TEXTE DU DOCUMENT –
^^^^^^^^

La chevelure, un des fantasmes de la féminité par excellence.
De la peinture à la sculpture, elle fait fonction de parure naturelle de la femme. Toutefois, dans certaines œuvres, elle devient véritablement le sujet principal :
Opulente, ondoyante, la chevelure, par sa texture riche et son mouvement voluptueux, devient, chez Matisse ou Russolo, une métaphore de la femme. La partie évoque ici le tout, se substituant au corps dans son entier : courbes, sinuosités, chaleur (évoquée par les tons de flamme de la peinture de Russolo), mais aussi sensations tactiles (douceur, légèreté ou au contraire lourdeur…).
La sensualité du cheveu peut même devenir diabolique comme dans les œuvres symbolistes de la fin du 19ème siècle, par exemple celles de Franz Von Stuck, Gustav Klimt ou encore Giovanni Segantini. Chez Stuck, la chevelure brune, épaisse, cache de sombres mystères. Elle séduit, envoûte, et fait tomber dans le péché, clairement symbolisé par le serpent qui la prolonge. Enfin la chevelure fonctionne comme substitut d’une autre pilosité, tout aussi fournie, attirante et secrète…
Or cette même chevelure est bientôt frappée d’anathème, à travers le mythe de Méduse. Maudite pour sa beauté ensorcelante, Méduse voit sa chevelure se transformer en serpents, son charme aimable devenir monstrueux. Charme stupéfiant, au sens propre du terme.

^^^^^^^^

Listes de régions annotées
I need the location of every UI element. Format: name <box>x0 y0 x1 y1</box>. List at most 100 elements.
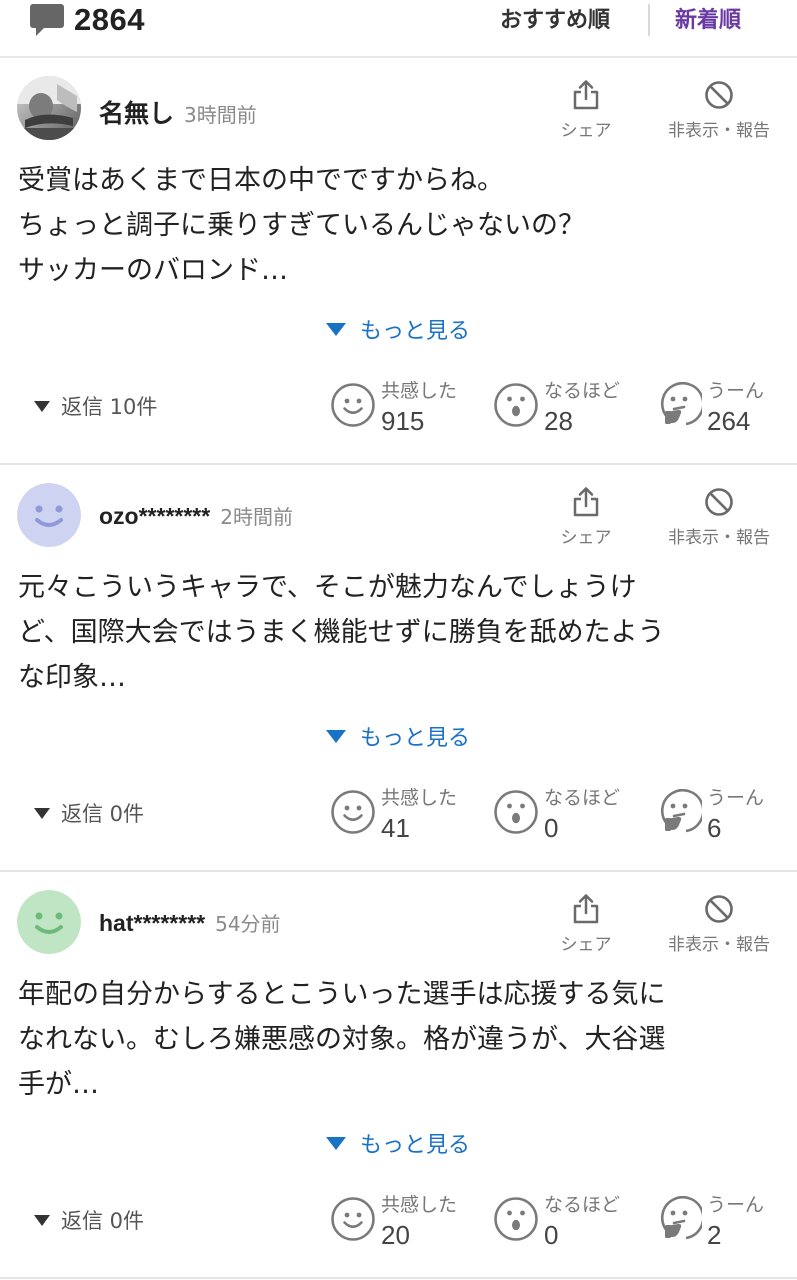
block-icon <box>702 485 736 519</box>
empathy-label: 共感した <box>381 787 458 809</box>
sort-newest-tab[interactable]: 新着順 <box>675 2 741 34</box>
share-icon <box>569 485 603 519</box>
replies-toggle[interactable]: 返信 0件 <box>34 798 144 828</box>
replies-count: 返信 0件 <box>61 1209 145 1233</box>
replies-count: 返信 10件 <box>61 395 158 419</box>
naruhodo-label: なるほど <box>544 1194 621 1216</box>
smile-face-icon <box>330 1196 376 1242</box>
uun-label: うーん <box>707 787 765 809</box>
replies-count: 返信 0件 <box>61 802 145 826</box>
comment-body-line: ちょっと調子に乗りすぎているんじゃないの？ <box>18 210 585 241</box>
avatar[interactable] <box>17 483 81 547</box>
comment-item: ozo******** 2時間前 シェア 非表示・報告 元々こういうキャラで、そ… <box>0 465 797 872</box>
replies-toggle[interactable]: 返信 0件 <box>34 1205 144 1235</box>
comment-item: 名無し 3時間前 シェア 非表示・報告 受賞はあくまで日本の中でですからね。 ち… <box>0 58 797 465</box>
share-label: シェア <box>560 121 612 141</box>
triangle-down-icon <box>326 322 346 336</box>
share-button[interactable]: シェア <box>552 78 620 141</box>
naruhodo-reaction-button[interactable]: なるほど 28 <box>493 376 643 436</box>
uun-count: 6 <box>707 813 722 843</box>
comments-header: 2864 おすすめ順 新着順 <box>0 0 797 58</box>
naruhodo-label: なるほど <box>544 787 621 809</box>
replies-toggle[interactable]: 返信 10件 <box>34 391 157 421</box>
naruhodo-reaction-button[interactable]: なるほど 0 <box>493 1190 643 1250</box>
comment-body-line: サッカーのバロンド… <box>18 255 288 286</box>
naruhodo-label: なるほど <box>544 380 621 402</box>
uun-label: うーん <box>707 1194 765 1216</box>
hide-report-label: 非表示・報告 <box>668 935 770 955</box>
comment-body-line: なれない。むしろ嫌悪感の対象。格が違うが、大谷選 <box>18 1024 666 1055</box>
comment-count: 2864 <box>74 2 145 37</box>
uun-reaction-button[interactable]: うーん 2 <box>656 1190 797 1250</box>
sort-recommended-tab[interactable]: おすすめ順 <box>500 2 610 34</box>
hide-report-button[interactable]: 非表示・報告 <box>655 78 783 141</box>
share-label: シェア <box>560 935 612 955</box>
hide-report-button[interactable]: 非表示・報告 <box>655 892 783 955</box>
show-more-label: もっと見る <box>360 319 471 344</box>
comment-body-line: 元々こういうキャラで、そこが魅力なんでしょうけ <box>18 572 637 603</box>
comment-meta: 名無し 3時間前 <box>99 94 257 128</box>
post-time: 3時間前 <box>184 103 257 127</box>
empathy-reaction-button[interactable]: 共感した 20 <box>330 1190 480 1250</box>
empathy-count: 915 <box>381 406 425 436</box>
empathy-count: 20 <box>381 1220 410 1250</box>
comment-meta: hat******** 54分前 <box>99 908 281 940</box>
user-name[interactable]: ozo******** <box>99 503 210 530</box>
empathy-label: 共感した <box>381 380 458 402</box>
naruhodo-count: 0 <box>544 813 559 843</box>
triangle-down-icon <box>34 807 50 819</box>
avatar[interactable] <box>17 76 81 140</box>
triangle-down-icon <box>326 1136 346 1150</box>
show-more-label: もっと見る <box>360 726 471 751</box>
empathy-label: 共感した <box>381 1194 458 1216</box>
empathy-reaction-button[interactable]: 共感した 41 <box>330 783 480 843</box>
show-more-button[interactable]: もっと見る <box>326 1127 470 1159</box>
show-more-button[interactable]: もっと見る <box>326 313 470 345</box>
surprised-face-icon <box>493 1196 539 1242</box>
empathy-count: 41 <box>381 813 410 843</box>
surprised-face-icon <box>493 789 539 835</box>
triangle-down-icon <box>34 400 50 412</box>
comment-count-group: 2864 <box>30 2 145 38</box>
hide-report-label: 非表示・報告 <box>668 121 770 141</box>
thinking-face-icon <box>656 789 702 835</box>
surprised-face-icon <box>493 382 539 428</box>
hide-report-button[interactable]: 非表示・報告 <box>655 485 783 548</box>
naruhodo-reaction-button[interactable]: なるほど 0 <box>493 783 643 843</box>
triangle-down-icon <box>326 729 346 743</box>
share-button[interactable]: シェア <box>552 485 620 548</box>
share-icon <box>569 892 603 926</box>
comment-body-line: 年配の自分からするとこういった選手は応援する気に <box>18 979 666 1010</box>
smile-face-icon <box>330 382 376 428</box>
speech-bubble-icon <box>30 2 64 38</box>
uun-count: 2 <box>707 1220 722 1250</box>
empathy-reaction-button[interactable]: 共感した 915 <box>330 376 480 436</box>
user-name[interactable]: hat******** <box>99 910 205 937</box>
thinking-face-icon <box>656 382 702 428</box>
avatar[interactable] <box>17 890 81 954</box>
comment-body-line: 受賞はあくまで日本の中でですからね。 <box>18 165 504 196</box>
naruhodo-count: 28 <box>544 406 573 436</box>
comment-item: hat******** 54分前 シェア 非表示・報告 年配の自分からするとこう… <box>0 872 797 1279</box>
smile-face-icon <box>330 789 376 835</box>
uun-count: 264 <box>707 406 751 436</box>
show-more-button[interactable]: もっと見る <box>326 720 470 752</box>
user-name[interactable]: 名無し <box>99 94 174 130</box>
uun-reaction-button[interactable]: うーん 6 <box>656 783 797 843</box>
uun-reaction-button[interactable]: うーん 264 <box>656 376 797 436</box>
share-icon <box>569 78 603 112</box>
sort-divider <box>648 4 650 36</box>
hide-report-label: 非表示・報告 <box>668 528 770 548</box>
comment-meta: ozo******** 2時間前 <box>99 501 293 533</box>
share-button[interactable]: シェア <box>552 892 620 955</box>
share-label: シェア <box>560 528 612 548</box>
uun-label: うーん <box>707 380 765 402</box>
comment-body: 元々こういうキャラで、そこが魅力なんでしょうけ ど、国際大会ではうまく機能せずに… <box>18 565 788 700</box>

^^^^^^^^

ÉNONCÉ DE LA TÂCHE 1 – Recopiez le texte sur la chevelure depuis « De la peinture à » jusqu'à « au contraire lourdeur…). ».
ÉNONCÉ DE LA TÂCHE 2 – Extrayez sans rien changer les lignes des enregistrements, de celle qui contient « block-icon <box>702 485 736 519</box> » jusqu'à celle qui contient « sort-recommended-tab[interactable]: おすすめ順 <box>500 », ces deux lignes incluses. Ne donnez aucune autre ligne.
Le texte et les enregistrements n'ont aucun lien entre eux.

RÉPONSE COMPLÈTE 1 –
De la peinture à la sculpture, elle fait fonction de parure naturelle de la femme. Toutefois, dans certaines œuvres, elle devient véritablement le sujet principal :
Opulente, ondoyante, la chevelure, par sa texture riche et son mouvement voluptueux, devient, chez Matisse ou Russolo, une métaphore de la femme. La partie évoque ici le tout, se substituant au corps dans son entier : courbes, sinuosités, chaleur (évoquée par les tons de flamme de la peinture de Russolo), mais aussi sensations tactiles (douceur, légèreté ou au contraire lourdeur…).

RÉPONSE COMPLÈTE 2 –
block-icon <box>702 485 736 519</box>
empathy-label: 共感した <box>381 787 458 809</box>
sort-newest-tab[interactable]: 新着順 <box>675 2 741 34</box>
share-icon <box>569 485 603 519</box>
replies-toggle[interactable]: 返信 0件 <box>34 798 144 828</box>
replies-count: 返信 0件 <box>61 1209 145 1233</box>
replies-count: 返信 10件 <box>61 395 158 419</box>
naruhodo-label: なるほど <box>544 1194 621 1216</box>
smile-face-icon <box>330 1196 376 1242</box>
uun-label: うーん <box>707 787 765 809</box>
replies-count: 返信 0件 <box>61 802 145 826</box>
comment-body-line: ちょっと調子に乗りすぎているんじゃないの？ <box>18 210 585 241</box>
avatar[interactable] <box>17 483 81 547</box>
comment-item: ozo******** 2時間前 シェア 非表示・報告 元々こういうキャラで、そ… <box>0 465 797 872</box>
replies-toggle[interactable]: 返信 0件 <box>34 1205 144 1235</box>
comment-item: 名無し 3時間前 シェア 非表示・報告 受賞はあくまで日本の中でですからね。 ち… <box>0 58 797 465</box>
share-label: シェア <box>560 121 612 141</box>
triangle-down-icon <box>326 322 346 336</box>
share-button[interactable]: シェア <box>552 78 620 141</box>
naruhodo-reaction-button[interactable]: なるほど 28 <box>493 376 643 436</box>
uun-count: 6 <box>707 813 722 843</box>
comments-header: 2864 おすすめ順 新着順 <box>0 0 797 58</box>
naruhodo-label: なるほど <box>544 787 621 809</box>
replies-toggle[interactable]: 返信 10件 <box>34 391 157 421</box>
naruhodo-reaction-button[interactable]: なるほど 0 <box>493 1190 643 1250</box>
comment-body-line: サッカーのバロンド… <box>18 255 288 286</box>
naruhodo-label: なるほど <box>544 380 621 402</box>
uun-label: うーん <box>707 1194 765 1216</box>
hide-report-label: 非表示・報告 <box>668 935 770 955</box>
comment-body-line: なれない。むしろ嫌悪感の対象。格が違うが、大谷選 <box>18 1024 666 1055</box>
comment-count: 2864 <box>74 2 145 37</box>
uun-reaction-button[interactable]: うーん 2 <box>656 1190 797 1250</box>
sort-recommended-tab[interactable]: おすすめ順 <box>500 2 610 34</box>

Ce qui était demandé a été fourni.